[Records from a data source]
━━━━━━━━━━━━━━━━
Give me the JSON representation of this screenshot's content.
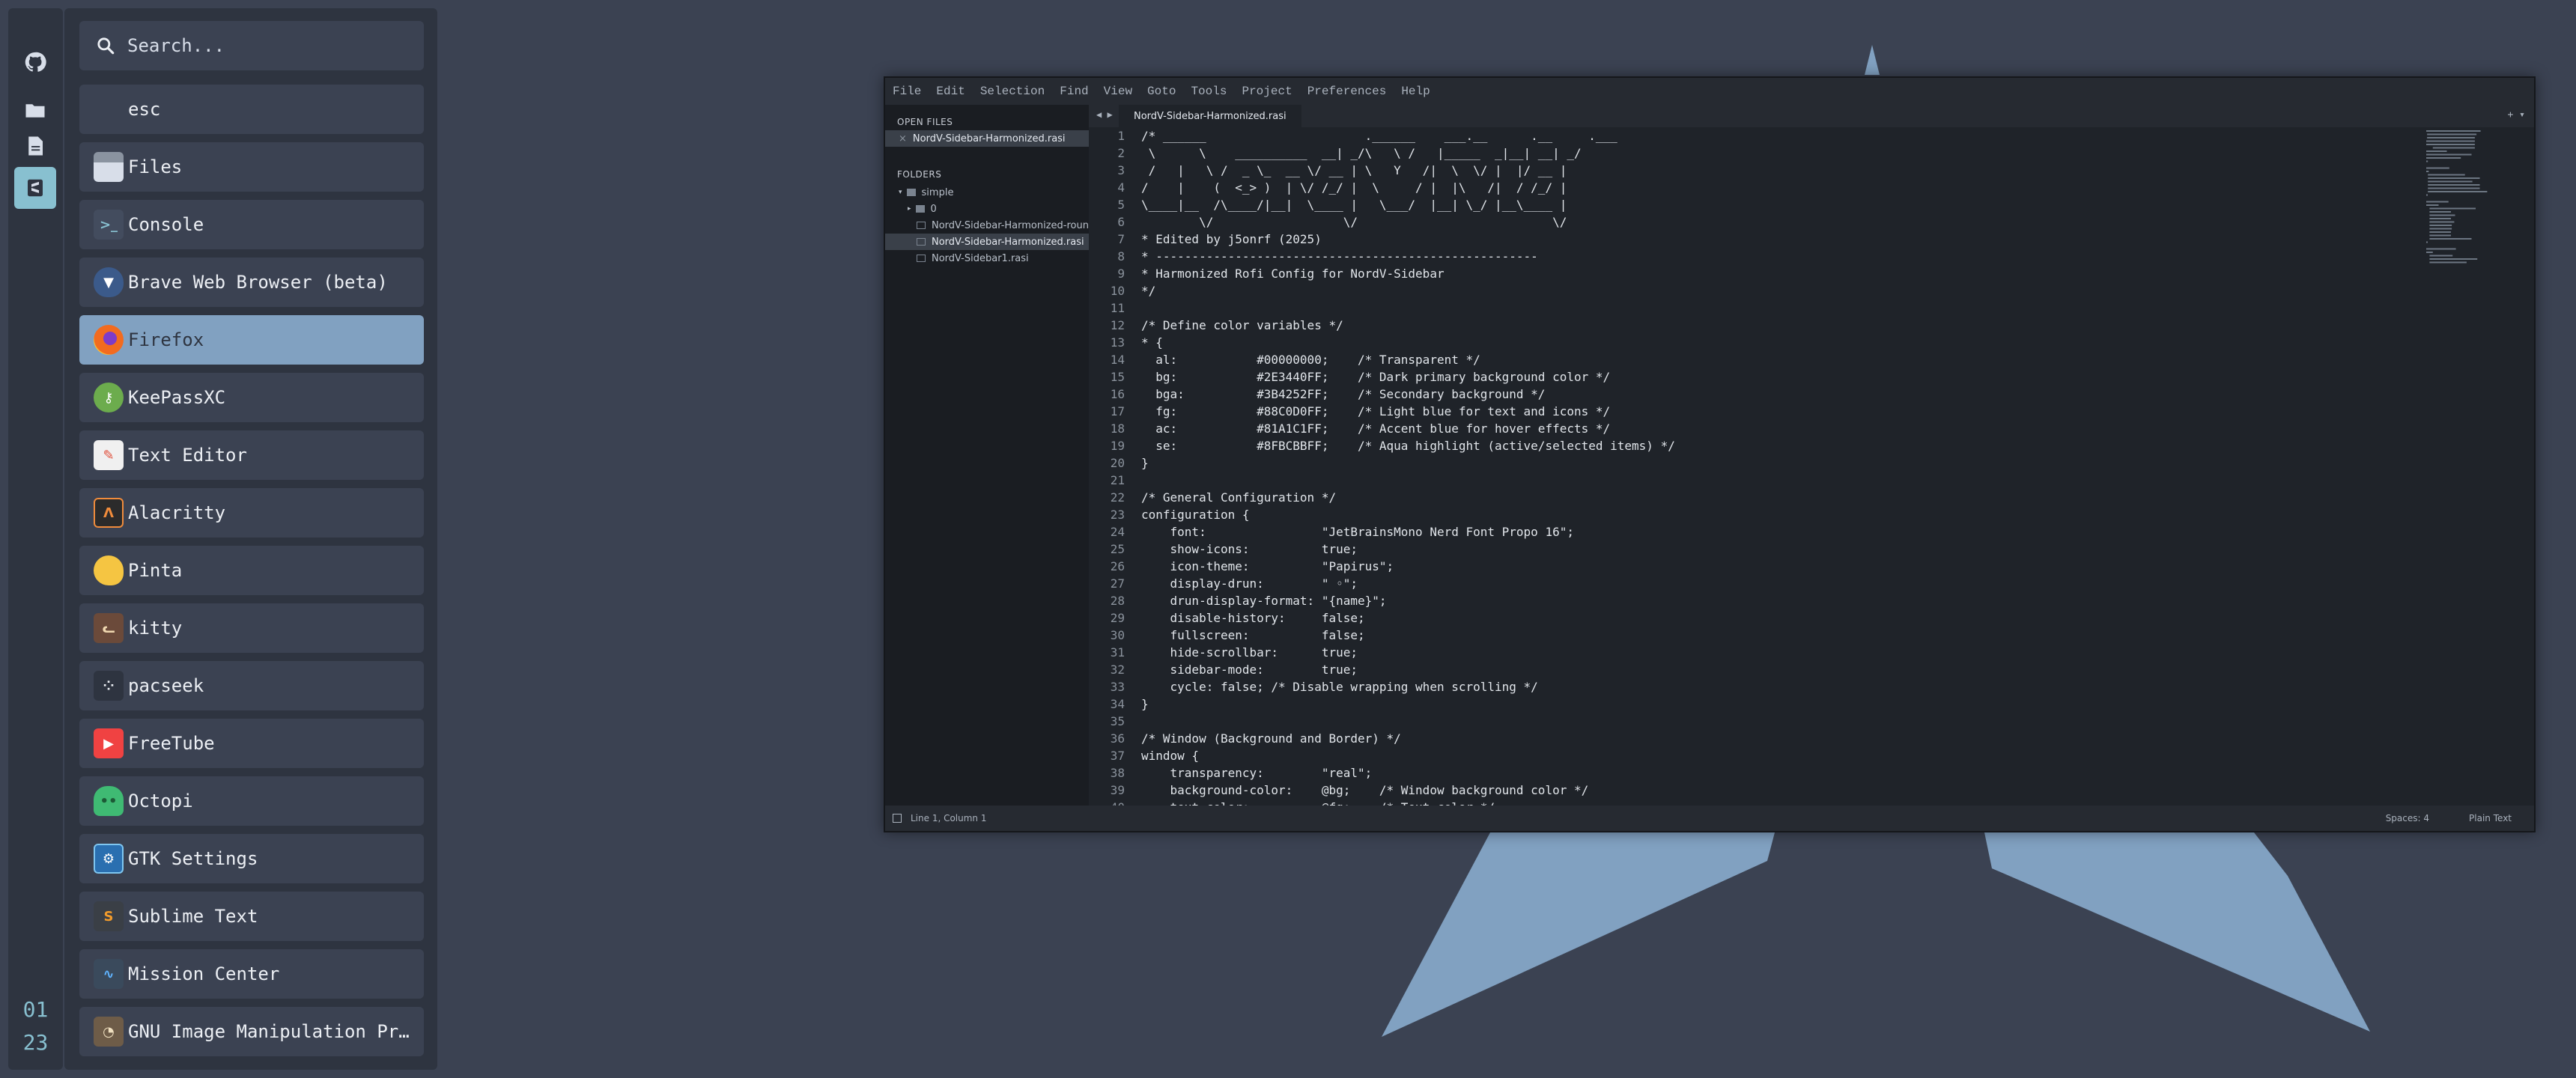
{
  "colors": {
    "bg": "#3b4252",
    "panel": "#2e3440",
    "entry": "#3b4252",
    "selected": "#81a1c1",
    "accent": "#88c0d0",
    "shape": "#81a1c1"
  },
  "sidebar": {
    "icons": [
      {
        "name": "github-icon"
      },
      {
        "name": "folder-icon"
      },
      {
        "name": "document-icon"
      },
      {
        "name": "sublime-icon"
      }
    ],
    "clock": {
      "hours": "01",
      "minutes": "23"
    }
  },
  "launcher": {
    "search": {
      "placeholder": "Search..."
    },
    "entries": [
      {
        "label": "esc"
      },
      {
        "label": "Files",
        "icon": "files-icon"
      },
      {
        "label": "Console",
        "icon": "console-icon"
      },
      {
        "label": "Brave Web Browser (beta)",
        "icon": "brave-icon"
      },
      {
        "label": "Firefox",
        "icon": "firefox-icon",
        "selected": true
      },
      {
        "label": "KeePassXC",
        "icon": "keepassxc-icon"
      },
      {
        "label": "Text Editor",
        "icon": "text-editor-icon"
      },
      {
        "label": "Alacritty",
        "icon": "alacritty-icon"
      },
      {
        "label": "Pinta",
        "icon": "pinta-icon"
      },
      {
        "label": "kitty",
        "icon": "kitty-icon"
      },
      {
        "label": "pacseek",
        "icon": "pacseek-icon"
      },
      {
        "label": "FreeTube",
        "icon": "freetube-icon"
      },
      {
        "label": "Octopi",
        "icon": "octopi-icon"
      },
      {
        "label": "GTK Settings",
        "icon": "gtk-settings-icon"
      },
      {
        "label": "Sublime Text",
        "icon": "sublime-text-icon"
      },
      {
        "label": "Mission Center",
        "icon": "mission-center-icon"
      },
      {
        "label": "GNU Image Manipulation Progr…",
        "icon": "gimp-icon"
      }
    ]
  },
  "editor": {
    "menu": [
      "File",
      "Edit",
      "Selection",
      "Find",
      "View",
      "Goto",
      "Tools",
      "Project",
      "Preferences",
      "Help"
    ],
    "sidebar": {
      "open_files_label": "OPEN FILES",
      "open_file": "NordV-Sidebar-Harmonized.rasi",
      "folders_label": "FOLDERS",
      "folder_root": "simple",
      "subfolder": "0",
      "files": [
        "NordV-Sidebar-Harmonized-round.rasi",
        "NordV-Sidebar-Harmonized.rasi",
        "NordV-Sidebar1.rasi"
      ]
    },
    "tab": "NordV-Sidebar-Harmonized.rasi",
    "code": [
      "/* ______                      .______    ___.__      .__     .___",
      " \\      \\    __________  __| _/\\   \\ /   |_____  _|__| __| _/",
      " /   |   \\ /  _ \\_  __ \\/ __ | \\   Y   /|  \\  \\/ |  |/ __ |",
      "/    |    (  <_> )  | \\/ /_/ |  \\     / |  |\\   /|  / /_/ |",
      "\\____|__  /\\____/|__|  \\____ |   \\___/  |__| \\_/ |__\\____ |",
      "        \\/                  \\/                           \\/",
      "* Edited by j5onrf (2025)",
      "* -----------------------------------------------------",
      "* Harmonized Rofi Config for NordV-Sidebar",
      "*/",
      "",
      "/* Define color variables */",
      "* {",
      "  al:           #00000000;    /* Transparent */",
      "  bg:           #2E3440FF;    /* Dark primary background color */",
      "  bga:          #3B4252FF;    /* Secondary background */",
      "  fg:           #88C0D0FF;    /* Light blue for text and icons */",
      "  ac:           #81A1C1FF;    /* Accent blue for hover effects */",
      "  se:           #8FBCBBFF;    /* Aqua highlight (active/selected items) */",
      "}",
      "",
      "/* General Configuration */",
      "configuration {",
      "    font:                \"JetBrainsMono Nerd Font Propo 16\";",
      "    show-icons:          true;",
      "    icon-theme:          \"Papirus\";",
      "    display-drun:        \" ◦\";",
      "    drun-display-format: \"{name}\";",
      "    disable-history:     false;",
      "    fullscreen:          false;",
      "    hide-scrollbar:      true;",
      "    sidebar-mode:        true;",
      "    cycle: false; /* Disable wrapping when scrolling */",
      "}",
      "",
      "/* Window (Background and Border) */",
      "window {",
      "    transparency:        \"real\";",
      "    background-color:    @bg;    /* Window background color */",
      "    text-color:          @fg;    /* Text color */"
    ],
    "status": {
      "position": "Line 1, Column 1",
      "spaces": "Spaces: 4",
      "syntax": "Plain Text"
    }
  }
}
━━━━━━━━━━━━━━━━
YOUR TASK:
Pull out every line containing "blue".

EXPECTED OUTPUT:
      "  fg:           #88C0D0FF;    /* Light blue for text and icons */",
      "  ac:           #81A1C1FF;    /* Accent blue for hover effects */",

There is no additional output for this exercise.